*MATERIAL SUPPLIED*.
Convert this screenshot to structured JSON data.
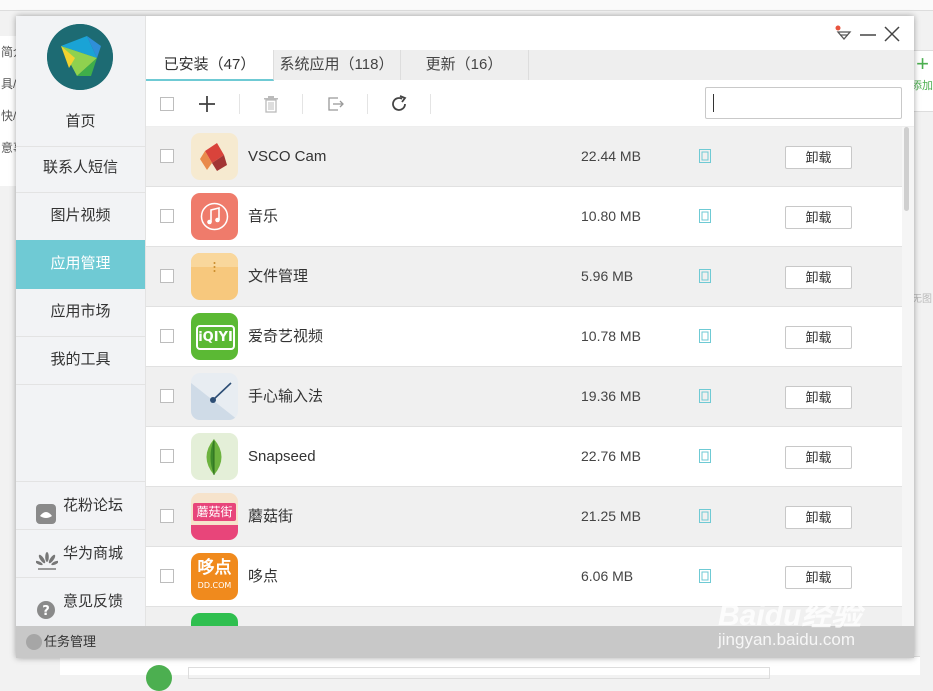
{
  "background": {
    "left_items": [
      "简介",
      "具/原",
      "快/抄",
      "意事"
    ],
    "right_button_label": "添加",
    "right_text": "无图"
  },
  "sidebar": {
    "items": [
      {
        "label": "首页",
        "active": false
      },
      {
        "label": "联系人短信",
        "active": false
      },
      {
        "label": "图片视频",
        "active": false
      },
      {
        "label": "应用管理",
        "active": true
      },
      {
        "label": "应用市场",
        "active": false
      },
      {
        "label": "我的工具",
        "active": false
      }
    ],
    "links": [
      {
        "label": "花粉论坛",
        "icon": "huafen-forum-icon"
      },
      {
        "label": "华为商城",
        "icon": "huawei-logo-icon"
      },
      {
        "label": "意见反馈",
        "icon": "help-question-icon"
      }
    ]
  },
  "statusbar": {
    "label": "任务管理"
  },
  "tabs": [
    {
      "label": "已安装（47）",
      "active": true
    },
    {
      "label": "系统应用（118）",
      "active": false
    },
    {
      "label": "更新（16）",
      "active": false
    }
  ],
  "search": {
    "value": "",
    "placeholder": ""
  },
  "apps": [
    {
      "name": "VSCO Cam",
      "size": "22.44 MB",
      "action": "卸载"
    },
    {
      "name": "音乐",
      "size": "10.80 MB",
      "action": "卸载"
    },
    {
      "name": "文件管理",
      "size": "5.96 MB",
      "action": "卸载"
    },
    {
      "name": "爱奇艺视频",
      "size": "10.78 MB",
      "action": "卸载"
    },
    {
      "name": "手心输入法",
      "size": "19.36 MB",
      "action": "卸载"
    },
    {
      "name": "Snapseed",
      "size": "22.76 MB",
      "action": "卸载"
    },
    {
      "name": "蘑菇街",
      "size": "21.25 MB",
      "action": "卸载"
    },
    {
      "name": "哆点",
      "size": "6.06 MB",
      "action": "卸载"
    }
  ],
  "icon_text": {
    "mogujie": "蘑菇街",
    "duodian_top": "哆点",
    "duodian_bottom": "DD.COM",
    "iqiyi": "iQIYI"
  },
  "watermark": {
    "brand": "Baidu经验",
    "url": "jingyan.baidu.com"
  },
  "colors": {
    "accent": "#6fcad4",
    "statusbar": "#c8c8c8",
    "sd_icon": "#6fcad4"
  }
}
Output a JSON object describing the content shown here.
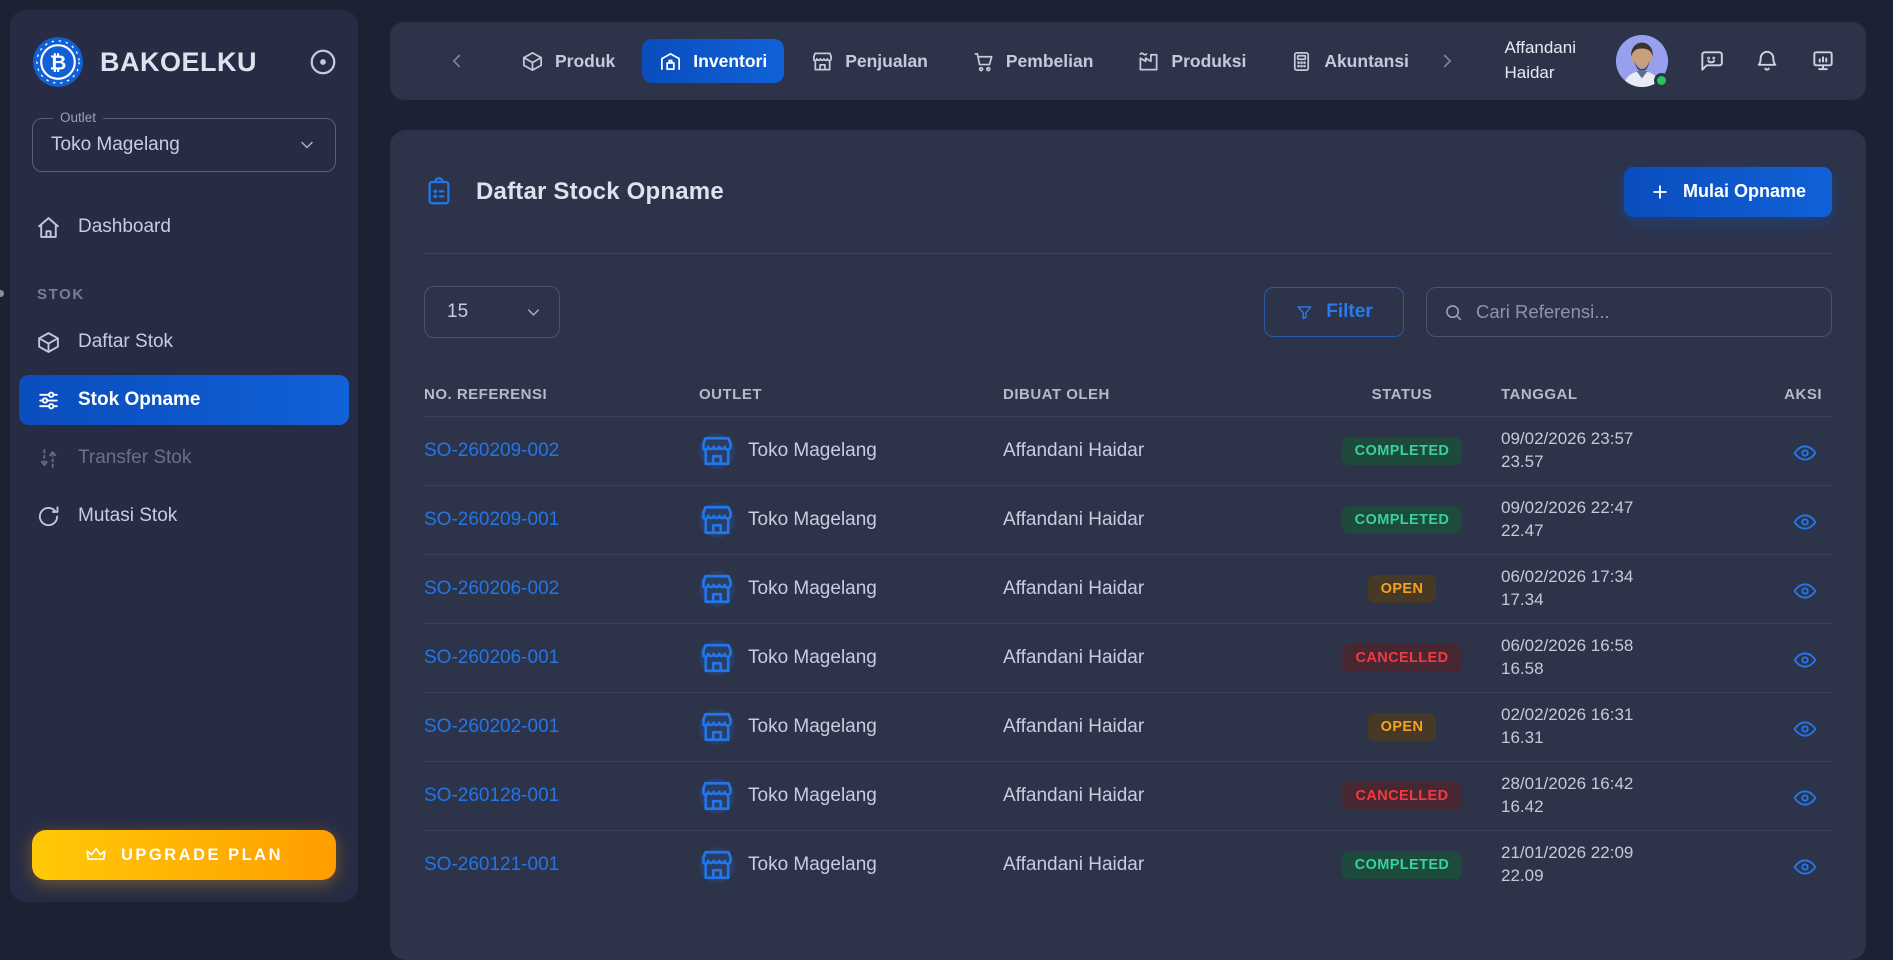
{
  "brand": {
    "name": "BAKOELKU"
  },
  "sidebar": {
    "outlet": {
      "label": "Outlet",
      "value": "Toko Magelang"
    },
    "section_label": "STOK",
    "items": [
      {
        "label": "Dashboard"
      },
      {
        "label": "Daftar Stok"
      },
      {
        "label": "Stok Opname"
      },
      {
        "label": "Transfer Stok"
      },
      {
        "label": "Mutasi Stok"
      }
    ],
    "upgrade_label": "UPGRADE PLAN"
  },
  "topnav": {
    "items": [
      {
        "label": "Produk"
      },
      {
        "label": "Inventori"
      },
      {
        "label": "Penjualan"
      },
      {
        "label": "Pembelian"
      },
      {
        "label": "Produksi"
      },
      {
        "label": "Akuntansi"
      }
    ],
    "user": {
      "first_name": "Affandani",
      "last_name": "Haidar"
    }
  },
  "page": {
    "title": "Daftar Stock Opname",
    "primary_action_label": "Mulai Opname",
    "page_size_value": "15",
    "filter_label": "Filter",
    "search_placeholder": "Cari Referensi..."
  },
  "table": {
    "columns": [
      "NO. REFERENSI",
      "OUTLET",
      "DIBUAT OLEH",
      "STATUS",
      "TANGGAL",
      "AKSI"
    ],
    "rows": [
      {
        "ref": "SO-260209-002",
        "outlet": "Toko Magelang",
        "created_by": "Affandani Haidar",
        "status": "COMPLETED",
        "date": "09/02/2026 23:57",
        "time": "23.57"
      },
      {
        "ref": "SO-260209-001",
        "outlet": "Toko Magelang",
        "created_by": "Affandani Haidar",
        "status": "COMPLETED",
        "date": "09/02/2026 22:47",
        "time": "22.47"
      },
      {
        "ref": "SO-260206-002",
        "outlet": "Toko Magelang",
        "created_by": "Affandani Haidar",
        "status": "OPEN",
        "date": "06/02/2026 17:34",
        "time": "17.34"
      },
      {
        "ref": "SO-260206-001",
        "outlet": "Toko Magelang",
        "created_by": "Affandani Haidar",
        "status": "CANCELLED",
        "date": "06/02/2026 16:58",
        "time": "16.58"
      },
      {
        "ref": "SO-260202-001",
        "outlet": "Toko Magelang",
        "created_by": "Affandani Haidar",
        "status": "OPEN",
        "date": "02/02/2026 16:31",
        "time": "16.31"
      },
      {
        "ref": "SO-260128-001",
        "outlet": "Toko Magelang",
        "created_by": "Affandani Haidar",
        "status": "CANCELLED",
        "date": "28/01/2026 16:42",
        "time": "16.42"
      },
      {
        "ref": "SO-260121-001",
        "outlet": "Toko Magelang",
        "created_by": "Affandani Haidar",
        "status": "COMPLETED",
        "date": "21/01/2026 22:09",
        "time": "22.09"
      }
    ]
  },
  "colors": {
    "accent_blue": "#1161d8",
    "link_blue": "#2276e9",
    "status_completed": "#36d39a",
    "status_open": "#f6a21e",
    "status_cancelled": "#f4393f",
    "upgrade_start": "#ffc907",
    "upgrade_end": "#ff9d00"
  }
}
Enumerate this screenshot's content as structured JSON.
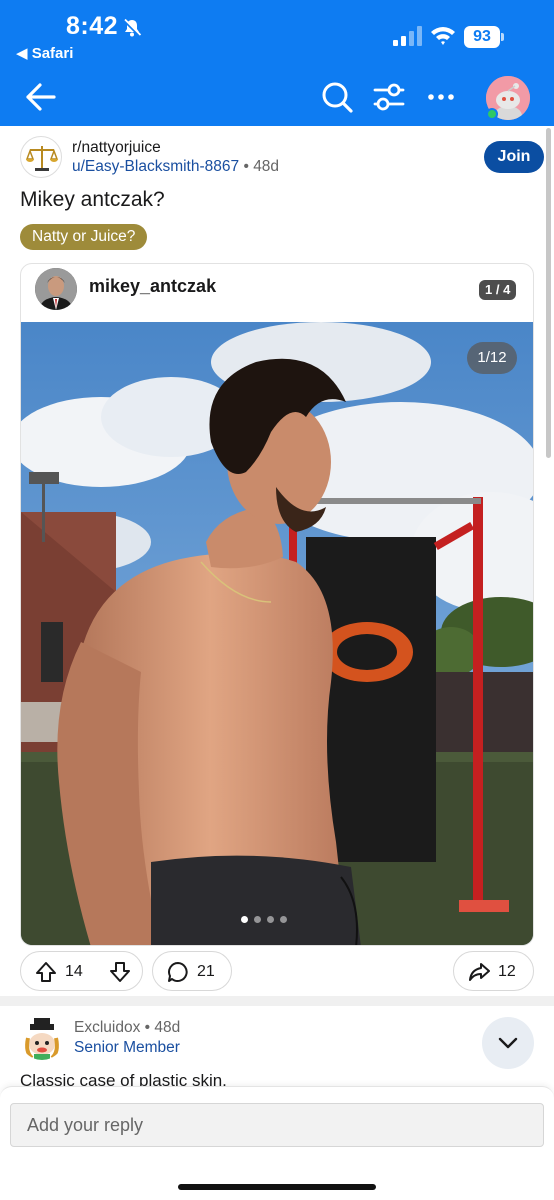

*SHORT EXERCISE*.
Repeat the material above in full and exactly, apart from the pictures.

*EXERCISE SOLUTION*.
Convert this screenshot to structured JSON data.
{
  "background": {
    "left_items": [
      "简介",
      "具/原",
      "快/抄",
      "意事"
    ],
    "right_button_label": "添加",
    "right_text": "无图"
  },
  "sidebar": {
    "items": [
      {
        "label": "首页",
        "active": false
      },
      {
        "label": "联系人短信",
        "active": false
      },
      {
        "label": "图片视频",
        "active": false
      },
      {
        "label": "应用管理",
        "active": true
      },
      {
        "label": "应用市场",
        "active": false
      },
      {
        "label": "我的工具",
        "active": false
      }
    ],
    "links": [
      {
        "label": "花粉论坛",
        "icon": "huafen-forum-icon"
      },
      {
        "label": "华为商城",
        "icon": "huawei-logo-icon"
      },
      {
        "label": "意见反馈",
        "icon": "help-question-icon"
      }
    ]
  },
  "statusbar": {
    "label": "任务管理"
  },
  "tabs": [
    {
      "label": "已安装（47）",
      "active": true
    },
    {
      "label": "系统应用（118）",
      "active": false
    },
    {
      "label": "更新（16）",
      "active": false
    }
  ],
  "search": {
    "value": "",
    "placeholder": ""
  },
  "apps": [
    {
      "name": "VSCO Cam",
      "size": "22.44 MB",
      "action": "卸载"
    },
    {
      "name": "音乐",
      "size": "10.80 MB",
      "action": "卸载"
    },
    {
      "name": "文件管理",
      "size": "5.96 MB",
      "action": "卸载"
    },
    {
      "name": "爱奇艺视频",
      "size": "10.78 MB",
      "action": "卸载"
    },
    {
      "name": "手心输入法",
      "size": "19.36 MB",
      "action": "卸载"
    },
    {
      "name": "Snapseed",
      "size": "22.76 MB",
      "action": "卸载"
    },
    {
      "name": "蘑菇街",
      "size": "21.25 MB",
      "action": "卸载"
    },
    {
      "name": "哆点",
      "size": "6.06 MB",
      "action": "卸载"
    }
  ],
  "icon_text": {
    "mogujie": "蘑菇街",
    "duodian_top": "哆点",
    "duodian_bottom": "DD.COM",
    "iqiyi": "iQIYI"
  },
  "watermark": {
    "brand": "Baidu经验",
    "url": "jingyan.baidu.com"
  },
  "colors": {
    "accent": "#6fcad4",
    "statusbar": "#c8c8c8",
    "sd_icon": "#6fcad4"
  }
}
Output a JSON object describing the content shown here.
{
  "brand": {
    "name": "BAKOELKU"
  },
  "sidebar": {
    "outlet": {
      "label": "Outlet",
      "value": "Toko Magelang"
    },
    "section_label": "STOK",
    "items": [
      {
        "label": "Dashboard"
      },
      {
        "label": "Daftar Stok"
      },
      {
        "label": "Stok Opname"
      },
      {
        "label": "Transfer Stok"
      },
      {
        "label": "Mutasi Stok"
      }
    ],
    "upgrade_label": "UPGRADE PLAN"
  },
  "topnav": {
    "items": [
      {
        "label": "Produk"
      },
      {
        "label": "Inventori"
      },
      {
        "label": "Penjualan"
      },
      {
        "label": "Pembelian"
      },
      {
        "label": "Produksi"
      },
      {
        "label": "Akuntansi"
      }
    ],
    "user": {
      "first_name": "Affandani",
      "last_name": "Haidar"
    }
  },
  "page": {
    "title": "Daftar Stock Opname",
    "primary_action_label": "Mulai Opname",
    "page_size_value": "15",
    "filter_label": "Filter",
    "search_placeholder": "Cari Referensi..."
  },
  "table": {
    "columns": [
      "NO. REFERENSI",
      "OUTLET",
      "DIBUAT OLEH",
      "STATUS",
      "TANGGAL",
      "AKSI"
    ],
    "rows": [
      {
        "ref": "SO-260209-002",
        "outlet": "Toko Magelang",
        "created_by": "Affandani Haidar",
        "status": "COMPLETED",
        "date": "09/02/2026 23:57",
        "time": "23.57"
      },
      {
        "ref": "SO-260209-001",
        "outlet": "Toko Magelang",
        "created_by": "Affandani Haidar",
        "status": "COMPLETED",
        "date": "09/02/2026 22:47",
        "time": "22.47"
      },
      {
        "ref": "SO-260206-002",
        "outlet": "Toko Magelang",
        "created_by": "Affandani Haidar",
        "status": "OPEN",
        "date": "06/02/2026 17:34",
        "time": "17.34"
      },
      {
        "ref": "SO-260206-001",
        "outlet": "Toko Magelang",
        "created_by": "Affandani Haidar",
        "status": "CANCELLED",
        "date": "06/02/2026 16:58",
        "time": "16.58"
      },
      {
        "ref": "SO-260202-001",
        "outlet": "Toko Magelang",
        "created_by": "Affandani Haidar",
        "status": "OPEN",
        "date": "02/02/2026 16:31",
        "time": "16.31"
      },
      {
        "ref": "SO-260128-001",
        "outlet": "Toko Magelang",
        "created_by": "Affandani Haidar",
        "status": "CANCELLED",
        "date": "28/01/2026 16:42",
        "time": "16.42"
      },
      {
        "ref": "SO-260121-001",
        "outlet": "Toko Magelang",
        "created_by": "Affandani Haidar",
        "status": "COMPLETED",
        "date": "21/01/2026 22:09",
        "time": "22.09"
      }
    ]
  },
  "colors": {
    "accent_blue": "#1161d8",
    "link_blue": "#2276e9",
    "status_completed": "#36d39a",
    "status_open": "#f6a21e",
    "status_cancelled": "#f4393f",
    "upgrade_start": "#ffc907",
    "upgrade_end": "#ff9d00"
  }
}
Enumerate this screenshot's content as structured JSON.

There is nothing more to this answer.